**Problem requirements:** State how many lines of the entries below hold the word "특성화고"; reply with nothing but the number.

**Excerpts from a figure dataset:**
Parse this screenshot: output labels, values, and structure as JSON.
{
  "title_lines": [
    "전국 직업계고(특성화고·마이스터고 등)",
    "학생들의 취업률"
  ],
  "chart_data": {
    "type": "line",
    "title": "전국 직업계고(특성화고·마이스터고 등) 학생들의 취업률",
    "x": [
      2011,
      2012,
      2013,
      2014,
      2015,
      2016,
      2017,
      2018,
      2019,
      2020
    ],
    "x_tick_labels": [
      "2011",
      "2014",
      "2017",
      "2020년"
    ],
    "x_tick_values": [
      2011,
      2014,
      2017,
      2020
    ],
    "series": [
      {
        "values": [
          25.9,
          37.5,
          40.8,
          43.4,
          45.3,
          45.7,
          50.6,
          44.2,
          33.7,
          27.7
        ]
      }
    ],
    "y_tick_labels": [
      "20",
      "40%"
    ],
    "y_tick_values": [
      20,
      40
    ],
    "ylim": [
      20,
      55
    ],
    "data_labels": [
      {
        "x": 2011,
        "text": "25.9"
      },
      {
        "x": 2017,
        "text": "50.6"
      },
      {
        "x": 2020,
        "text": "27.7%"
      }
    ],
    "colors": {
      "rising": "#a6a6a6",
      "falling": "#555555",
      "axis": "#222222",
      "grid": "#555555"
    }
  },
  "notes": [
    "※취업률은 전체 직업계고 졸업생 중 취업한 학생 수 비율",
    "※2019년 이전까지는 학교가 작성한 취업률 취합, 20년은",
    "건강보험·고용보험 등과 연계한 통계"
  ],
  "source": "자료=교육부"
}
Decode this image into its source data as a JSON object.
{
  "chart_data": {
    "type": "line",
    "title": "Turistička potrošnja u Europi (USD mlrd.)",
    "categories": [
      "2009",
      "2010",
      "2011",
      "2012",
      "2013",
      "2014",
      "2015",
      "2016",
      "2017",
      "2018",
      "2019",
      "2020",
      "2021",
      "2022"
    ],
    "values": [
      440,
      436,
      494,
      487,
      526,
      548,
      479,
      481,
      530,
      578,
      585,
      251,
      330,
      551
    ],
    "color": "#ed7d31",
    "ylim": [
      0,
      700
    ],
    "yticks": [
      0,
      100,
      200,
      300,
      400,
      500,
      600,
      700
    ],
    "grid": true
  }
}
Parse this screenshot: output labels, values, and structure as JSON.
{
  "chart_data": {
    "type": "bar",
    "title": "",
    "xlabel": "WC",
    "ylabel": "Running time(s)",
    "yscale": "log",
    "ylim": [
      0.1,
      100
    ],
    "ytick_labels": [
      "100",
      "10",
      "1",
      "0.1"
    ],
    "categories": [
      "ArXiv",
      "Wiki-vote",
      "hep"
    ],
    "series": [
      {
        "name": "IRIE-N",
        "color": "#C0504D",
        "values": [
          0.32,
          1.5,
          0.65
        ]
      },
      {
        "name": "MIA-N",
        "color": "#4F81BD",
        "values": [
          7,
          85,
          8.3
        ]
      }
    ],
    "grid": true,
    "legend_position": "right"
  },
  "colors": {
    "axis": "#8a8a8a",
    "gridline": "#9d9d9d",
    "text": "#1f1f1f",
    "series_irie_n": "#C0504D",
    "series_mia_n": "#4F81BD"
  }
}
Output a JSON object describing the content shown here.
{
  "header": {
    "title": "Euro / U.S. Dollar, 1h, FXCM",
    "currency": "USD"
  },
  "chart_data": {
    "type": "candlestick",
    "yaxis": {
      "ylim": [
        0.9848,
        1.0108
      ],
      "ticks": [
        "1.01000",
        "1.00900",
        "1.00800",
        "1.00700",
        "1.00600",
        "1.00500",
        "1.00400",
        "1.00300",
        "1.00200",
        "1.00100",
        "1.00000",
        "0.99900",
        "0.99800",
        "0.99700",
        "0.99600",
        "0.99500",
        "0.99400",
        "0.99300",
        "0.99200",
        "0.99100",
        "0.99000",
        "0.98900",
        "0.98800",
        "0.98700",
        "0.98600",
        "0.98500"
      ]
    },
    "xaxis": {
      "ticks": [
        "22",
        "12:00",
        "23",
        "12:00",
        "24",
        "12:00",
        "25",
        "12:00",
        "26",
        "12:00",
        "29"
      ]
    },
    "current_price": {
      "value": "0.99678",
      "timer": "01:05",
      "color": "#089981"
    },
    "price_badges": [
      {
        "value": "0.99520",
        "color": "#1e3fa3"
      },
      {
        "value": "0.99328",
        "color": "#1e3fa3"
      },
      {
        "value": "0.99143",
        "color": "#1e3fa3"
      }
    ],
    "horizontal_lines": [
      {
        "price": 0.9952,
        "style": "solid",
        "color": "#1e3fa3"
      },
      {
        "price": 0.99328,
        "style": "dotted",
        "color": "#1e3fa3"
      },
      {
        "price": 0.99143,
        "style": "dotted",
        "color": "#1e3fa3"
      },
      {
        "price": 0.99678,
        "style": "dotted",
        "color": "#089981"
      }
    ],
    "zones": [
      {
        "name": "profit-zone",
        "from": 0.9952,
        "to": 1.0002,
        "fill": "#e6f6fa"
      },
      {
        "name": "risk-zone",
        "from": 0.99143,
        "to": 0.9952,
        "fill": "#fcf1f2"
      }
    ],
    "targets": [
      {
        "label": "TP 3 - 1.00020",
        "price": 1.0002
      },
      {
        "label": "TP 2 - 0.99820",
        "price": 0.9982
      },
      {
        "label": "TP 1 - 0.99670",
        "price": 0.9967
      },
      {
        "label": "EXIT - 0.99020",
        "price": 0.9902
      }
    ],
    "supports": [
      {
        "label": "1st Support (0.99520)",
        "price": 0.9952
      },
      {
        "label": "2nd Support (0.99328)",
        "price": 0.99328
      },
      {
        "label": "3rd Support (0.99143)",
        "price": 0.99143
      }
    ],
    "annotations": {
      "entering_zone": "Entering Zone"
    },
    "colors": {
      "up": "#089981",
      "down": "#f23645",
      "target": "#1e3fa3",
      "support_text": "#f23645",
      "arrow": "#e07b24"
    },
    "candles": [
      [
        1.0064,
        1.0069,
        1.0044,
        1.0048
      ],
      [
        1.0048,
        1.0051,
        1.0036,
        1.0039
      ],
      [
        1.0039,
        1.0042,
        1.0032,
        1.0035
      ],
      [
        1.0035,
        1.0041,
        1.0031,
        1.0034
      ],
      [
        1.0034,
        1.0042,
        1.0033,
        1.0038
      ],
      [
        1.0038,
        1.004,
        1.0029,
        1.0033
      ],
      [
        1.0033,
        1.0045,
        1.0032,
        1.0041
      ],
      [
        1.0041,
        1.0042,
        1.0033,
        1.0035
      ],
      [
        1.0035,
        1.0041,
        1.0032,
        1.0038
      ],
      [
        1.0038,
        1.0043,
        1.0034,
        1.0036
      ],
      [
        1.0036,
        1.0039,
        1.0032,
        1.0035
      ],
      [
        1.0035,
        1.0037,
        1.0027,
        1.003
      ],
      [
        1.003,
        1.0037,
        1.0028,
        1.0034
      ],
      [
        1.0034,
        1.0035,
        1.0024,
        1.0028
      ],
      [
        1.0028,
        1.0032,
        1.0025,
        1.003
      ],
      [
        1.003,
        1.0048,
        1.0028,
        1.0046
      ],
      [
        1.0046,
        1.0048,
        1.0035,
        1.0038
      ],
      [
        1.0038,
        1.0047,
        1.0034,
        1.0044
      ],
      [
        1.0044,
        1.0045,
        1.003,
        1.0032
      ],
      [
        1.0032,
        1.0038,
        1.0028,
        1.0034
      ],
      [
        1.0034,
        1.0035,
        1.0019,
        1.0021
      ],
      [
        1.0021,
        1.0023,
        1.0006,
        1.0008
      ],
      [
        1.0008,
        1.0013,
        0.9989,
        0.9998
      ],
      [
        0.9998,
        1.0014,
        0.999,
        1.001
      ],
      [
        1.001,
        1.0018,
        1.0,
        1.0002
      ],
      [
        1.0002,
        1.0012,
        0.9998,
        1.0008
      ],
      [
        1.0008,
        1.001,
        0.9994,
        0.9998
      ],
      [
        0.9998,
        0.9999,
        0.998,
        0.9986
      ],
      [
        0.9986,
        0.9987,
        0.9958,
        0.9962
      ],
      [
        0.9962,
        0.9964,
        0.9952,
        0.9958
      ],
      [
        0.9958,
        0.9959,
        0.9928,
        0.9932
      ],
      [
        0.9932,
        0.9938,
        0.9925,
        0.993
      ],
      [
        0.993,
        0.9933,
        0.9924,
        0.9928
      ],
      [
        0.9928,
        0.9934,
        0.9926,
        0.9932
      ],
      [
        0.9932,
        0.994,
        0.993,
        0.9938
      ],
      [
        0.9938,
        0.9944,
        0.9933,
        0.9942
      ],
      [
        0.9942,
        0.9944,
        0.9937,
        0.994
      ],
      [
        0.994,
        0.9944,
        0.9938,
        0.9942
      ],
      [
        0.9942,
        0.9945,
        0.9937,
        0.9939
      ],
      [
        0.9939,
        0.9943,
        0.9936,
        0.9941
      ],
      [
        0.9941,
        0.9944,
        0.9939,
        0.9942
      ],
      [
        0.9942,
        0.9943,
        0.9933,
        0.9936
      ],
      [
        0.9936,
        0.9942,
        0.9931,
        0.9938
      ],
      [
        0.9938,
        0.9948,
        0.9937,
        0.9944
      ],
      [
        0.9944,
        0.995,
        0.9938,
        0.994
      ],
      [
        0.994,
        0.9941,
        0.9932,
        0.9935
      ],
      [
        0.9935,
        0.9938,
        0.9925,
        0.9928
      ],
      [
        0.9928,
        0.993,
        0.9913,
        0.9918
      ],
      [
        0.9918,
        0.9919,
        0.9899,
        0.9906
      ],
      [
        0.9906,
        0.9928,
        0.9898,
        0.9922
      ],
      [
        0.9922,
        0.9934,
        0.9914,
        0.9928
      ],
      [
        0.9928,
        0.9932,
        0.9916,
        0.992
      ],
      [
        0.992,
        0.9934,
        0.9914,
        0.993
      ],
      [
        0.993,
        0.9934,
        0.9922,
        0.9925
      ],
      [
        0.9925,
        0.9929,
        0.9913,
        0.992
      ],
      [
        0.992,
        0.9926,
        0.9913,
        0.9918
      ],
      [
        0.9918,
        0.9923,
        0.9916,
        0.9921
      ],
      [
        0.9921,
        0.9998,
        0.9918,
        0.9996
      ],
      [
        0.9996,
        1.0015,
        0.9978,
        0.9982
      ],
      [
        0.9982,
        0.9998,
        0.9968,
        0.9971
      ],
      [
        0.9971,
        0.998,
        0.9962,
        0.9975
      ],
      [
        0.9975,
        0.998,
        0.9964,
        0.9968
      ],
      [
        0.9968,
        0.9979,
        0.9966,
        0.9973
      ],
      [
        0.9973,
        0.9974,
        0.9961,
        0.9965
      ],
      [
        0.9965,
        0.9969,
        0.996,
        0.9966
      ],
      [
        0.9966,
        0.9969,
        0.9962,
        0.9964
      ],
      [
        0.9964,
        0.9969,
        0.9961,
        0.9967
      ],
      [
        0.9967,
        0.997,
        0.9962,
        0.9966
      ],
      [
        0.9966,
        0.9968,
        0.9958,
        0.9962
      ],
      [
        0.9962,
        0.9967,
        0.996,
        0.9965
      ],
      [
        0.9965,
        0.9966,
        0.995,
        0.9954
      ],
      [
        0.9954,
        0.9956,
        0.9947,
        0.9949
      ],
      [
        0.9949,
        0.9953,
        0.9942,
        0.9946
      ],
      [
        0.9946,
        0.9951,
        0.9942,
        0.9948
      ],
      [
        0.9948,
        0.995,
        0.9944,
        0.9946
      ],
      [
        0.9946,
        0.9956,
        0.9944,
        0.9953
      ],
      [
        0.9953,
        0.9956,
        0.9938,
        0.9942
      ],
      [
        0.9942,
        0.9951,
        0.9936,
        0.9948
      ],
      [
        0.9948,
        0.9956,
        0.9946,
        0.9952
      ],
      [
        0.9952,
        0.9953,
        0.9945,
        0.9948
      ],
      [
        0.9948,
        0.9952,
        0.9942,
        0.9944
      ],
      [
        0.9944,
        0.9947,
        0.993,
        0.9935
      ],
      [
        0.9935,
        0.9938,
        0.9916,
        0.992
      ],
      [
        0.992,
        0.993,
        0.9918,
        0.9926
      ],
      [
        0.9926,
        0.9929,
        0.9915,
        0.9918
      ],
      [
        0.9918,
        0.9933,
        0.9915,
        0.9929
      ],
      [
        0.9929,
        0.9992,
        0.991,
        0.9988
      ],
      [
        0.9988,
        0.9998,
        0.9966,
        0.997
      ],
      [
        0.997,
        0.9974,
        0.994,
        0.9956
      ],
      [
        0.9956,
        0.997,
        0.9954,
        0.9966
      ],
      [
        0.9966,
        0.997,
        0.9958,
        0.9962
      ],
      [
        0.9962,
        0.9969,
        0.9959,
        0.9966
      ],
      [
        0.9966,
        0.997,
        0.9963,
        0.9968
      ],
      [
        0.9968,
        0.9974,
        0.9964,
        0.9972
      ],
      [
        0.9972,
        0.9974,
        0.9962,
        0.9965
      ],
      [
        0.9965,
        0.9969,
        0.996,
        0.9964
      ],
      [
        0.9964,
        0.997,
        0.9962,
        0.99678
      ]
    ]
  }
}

**Reply to the task:** 2